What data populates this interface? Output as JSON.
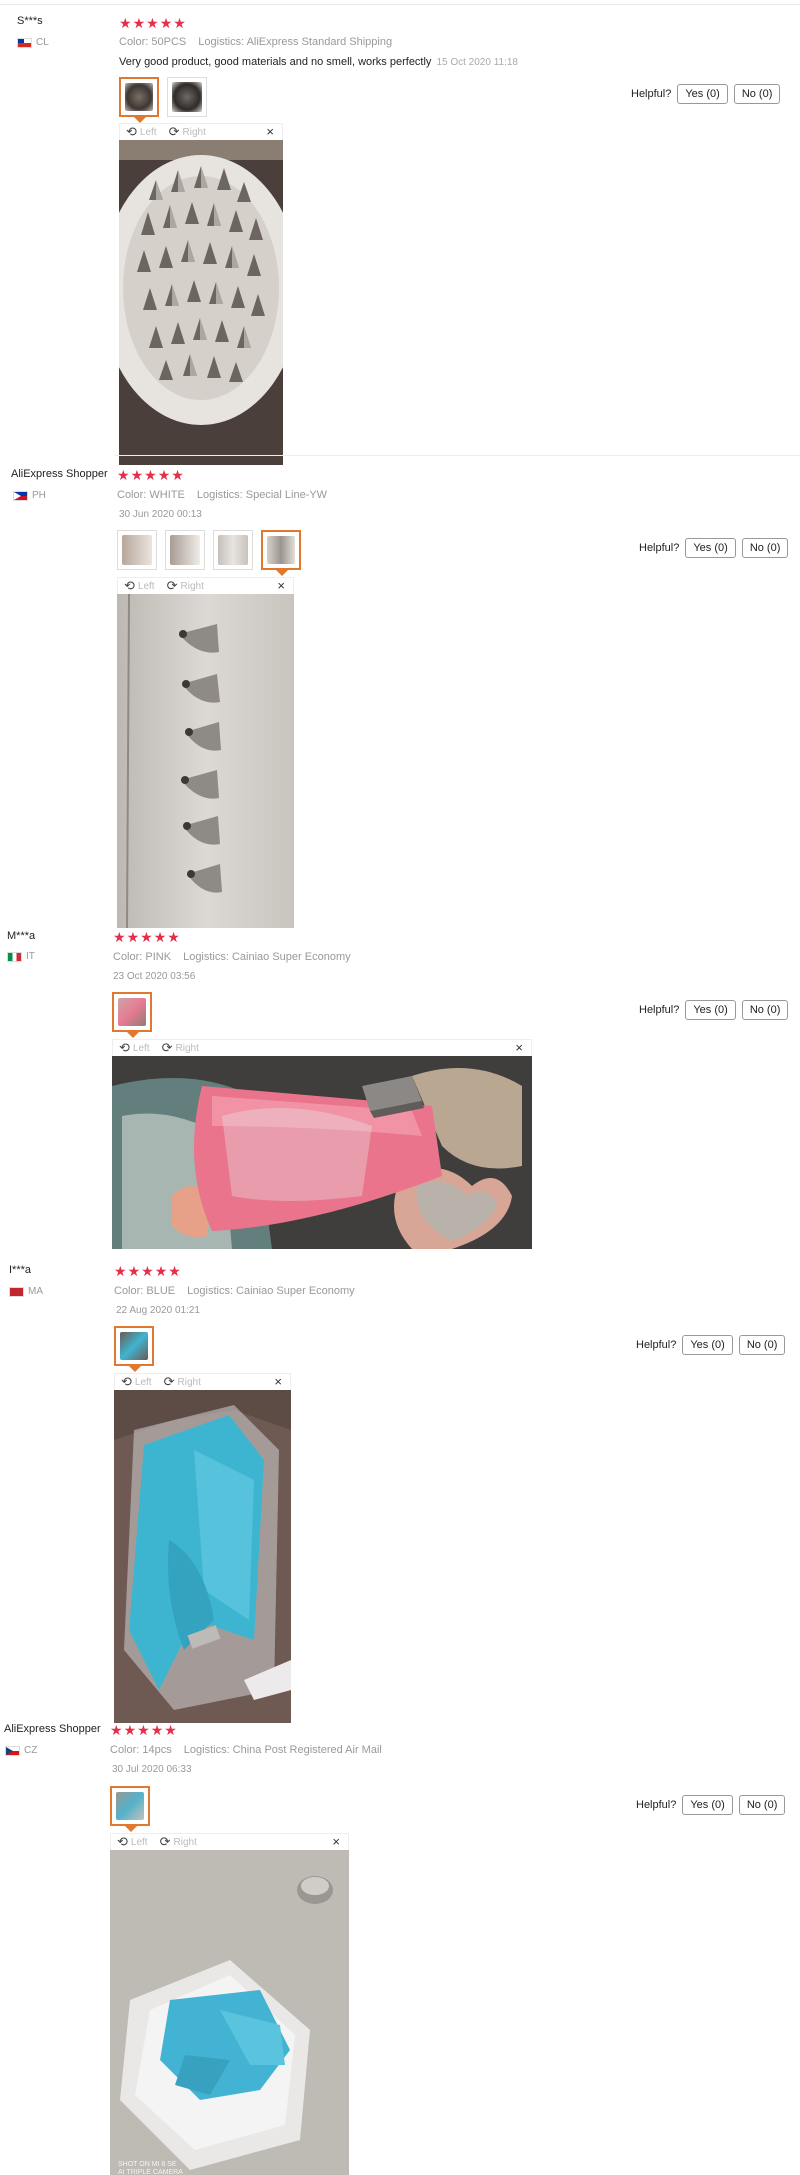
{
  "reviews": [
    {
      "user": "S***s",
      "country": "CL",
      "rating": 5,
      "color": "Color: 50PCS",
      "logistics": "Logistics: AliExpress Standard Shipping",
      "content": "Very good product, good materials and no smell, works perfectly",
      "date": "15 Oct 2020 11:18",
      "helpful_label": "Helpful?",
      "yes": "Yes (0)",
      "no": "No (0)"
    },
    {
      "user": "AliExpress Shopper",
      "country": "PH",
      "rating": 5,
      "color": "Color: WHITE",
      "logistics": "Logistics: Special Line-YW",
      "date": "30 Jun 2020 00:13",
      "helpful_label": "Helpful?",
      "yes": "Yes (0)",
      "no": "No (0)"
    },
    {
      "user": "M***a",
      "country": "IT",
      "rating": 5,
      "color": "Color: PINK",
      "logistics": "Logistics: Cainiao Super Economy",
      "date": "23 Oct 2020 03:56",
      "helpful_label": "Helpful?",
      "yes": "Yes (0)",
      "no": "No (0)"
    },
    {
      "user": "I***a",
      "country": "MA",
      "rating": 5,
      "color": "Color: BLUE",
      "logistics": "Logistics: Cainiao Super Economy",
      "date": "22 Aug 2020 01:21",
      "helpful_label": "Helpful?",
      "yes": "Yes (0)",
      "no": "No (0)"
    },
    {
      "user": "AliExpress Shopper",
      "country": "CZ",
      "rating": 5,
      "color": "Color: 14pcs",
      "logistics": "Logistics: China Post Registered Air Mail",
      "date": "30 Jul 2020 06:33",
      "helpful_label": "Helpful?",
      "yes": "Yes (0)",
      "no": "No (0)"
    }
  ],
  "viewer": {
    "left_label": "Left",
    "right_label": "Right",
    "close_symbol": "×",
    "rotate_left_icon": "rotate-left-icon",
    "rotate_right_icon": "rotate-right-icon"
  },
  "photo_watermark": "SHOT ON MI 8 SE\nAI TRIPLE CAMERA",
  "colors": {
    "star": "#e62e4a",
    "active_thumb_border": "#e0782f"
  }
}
# # # #
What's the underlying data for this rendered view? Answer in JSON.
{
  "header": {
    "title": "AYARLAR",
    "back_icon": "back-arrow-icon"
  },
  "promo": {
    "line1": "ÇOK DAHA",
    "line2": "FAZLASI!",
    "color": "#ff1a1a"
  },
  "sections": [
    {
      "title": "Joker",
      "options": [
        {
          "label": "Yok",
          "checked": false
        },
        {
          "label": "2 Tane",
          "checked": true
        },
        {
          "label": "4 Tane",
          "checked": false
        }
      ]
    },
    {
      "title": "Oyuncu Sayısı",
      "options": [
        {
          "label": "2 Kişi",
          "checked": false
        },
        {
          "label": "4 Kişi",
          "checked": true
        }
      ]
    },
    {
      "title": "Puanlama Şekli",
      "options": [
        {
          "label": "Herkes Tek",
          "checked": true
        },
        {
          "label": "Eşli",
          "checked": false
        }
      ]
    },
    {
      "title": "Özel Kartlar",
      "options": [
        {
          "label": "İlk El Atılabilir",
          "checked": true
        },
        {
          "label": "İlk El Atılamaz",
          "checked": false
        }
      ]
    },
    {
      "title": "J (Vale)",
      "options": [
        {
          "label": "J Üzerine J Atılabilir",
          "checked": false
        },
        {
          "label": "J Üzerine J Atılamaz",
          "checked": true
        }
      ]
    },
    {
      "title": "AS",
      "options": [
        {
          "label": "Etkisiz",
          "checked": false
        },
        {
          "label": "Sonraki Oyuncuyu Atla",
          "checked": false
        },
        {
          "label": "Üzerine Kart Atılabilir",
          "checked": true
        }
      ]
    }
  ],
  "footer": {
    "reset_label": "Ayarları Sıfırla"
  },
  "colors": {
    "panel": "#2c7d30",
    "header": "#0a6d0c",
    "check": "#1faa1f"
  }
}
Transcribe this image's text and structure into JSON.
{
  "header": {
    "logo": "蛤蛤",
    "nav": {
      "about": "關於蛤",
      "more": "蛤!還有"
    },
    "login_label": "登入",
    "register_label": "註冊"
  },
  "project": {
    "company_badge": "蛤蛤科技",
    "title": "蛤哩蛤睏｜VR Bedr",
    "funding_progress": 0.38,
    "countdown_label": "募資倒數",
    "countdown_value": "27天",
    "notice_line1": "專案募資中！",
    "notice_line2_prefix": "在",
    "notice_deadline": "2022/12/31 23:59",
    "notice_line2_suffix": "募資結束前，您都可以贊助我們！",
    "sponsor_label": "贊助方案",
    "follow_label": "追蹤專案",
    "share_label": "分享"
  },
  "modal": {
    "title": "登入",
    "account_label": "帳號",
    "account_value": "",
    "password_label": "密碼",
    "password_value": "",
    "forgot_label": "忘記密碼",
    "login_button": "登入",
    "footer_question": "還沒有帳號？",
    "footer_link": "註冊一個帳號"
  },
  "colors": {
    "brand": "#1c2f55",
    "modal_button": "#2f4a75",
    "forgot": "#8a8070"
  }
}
# # # #
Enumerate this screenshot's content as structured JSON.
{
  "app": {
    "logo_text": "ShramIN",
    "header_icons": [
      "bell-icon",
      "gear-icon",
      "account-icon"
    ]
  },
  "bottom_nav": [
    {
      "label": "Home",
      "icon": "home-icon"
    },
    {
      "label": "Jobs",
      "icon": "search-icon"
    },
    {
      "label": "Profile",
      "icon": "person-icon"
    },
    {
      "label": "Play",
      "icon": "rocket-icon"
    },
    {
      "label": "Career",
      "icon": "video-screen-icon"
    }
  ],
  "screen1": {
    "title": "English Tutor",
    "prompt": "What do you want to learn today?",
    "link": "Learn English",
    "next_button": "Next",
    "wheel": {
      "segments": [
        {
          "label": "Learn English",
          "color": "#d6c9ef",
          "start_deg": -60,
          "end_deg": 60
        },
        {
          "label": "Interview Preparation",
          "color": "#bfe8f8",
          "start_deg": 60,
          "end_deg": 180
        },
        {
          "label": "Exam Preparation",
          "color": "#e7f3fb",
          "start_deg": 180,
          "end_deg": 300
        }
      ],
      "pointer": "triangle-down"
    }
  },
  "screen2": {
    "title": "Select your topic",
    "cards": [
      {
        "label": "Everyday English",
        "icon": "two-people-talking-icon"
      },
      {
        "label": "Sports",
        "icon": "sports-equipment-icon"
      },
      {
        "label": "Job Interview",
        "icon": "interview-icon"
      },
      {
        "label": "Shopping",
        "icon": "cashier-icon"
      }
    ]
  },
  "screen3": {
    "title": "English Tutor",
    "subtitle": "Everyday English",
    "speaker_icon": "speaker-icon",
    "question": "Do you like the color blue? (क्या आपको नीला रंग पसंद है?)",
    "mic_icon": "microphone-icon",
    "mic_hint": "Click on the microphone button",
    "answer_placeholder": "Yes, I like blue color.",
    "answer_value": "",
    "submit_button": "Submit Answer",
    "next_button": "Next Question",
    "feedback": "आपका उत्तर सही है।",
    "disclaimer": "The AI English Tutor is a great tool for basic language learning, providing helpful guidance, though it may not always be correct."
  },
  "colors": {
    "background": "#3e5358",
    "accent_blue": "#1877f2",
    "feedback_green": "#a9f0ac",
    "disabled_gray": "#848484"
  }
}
# # # #
> _Aim of the exercise_
Gather each line holding the string "Üzerine".

> _Task solution_
          "label": "J Üzerine J Atılabilir",
          "label": "J Üzerine J Atılamaz",
          "label": "Üzerine Kart Atılabilir",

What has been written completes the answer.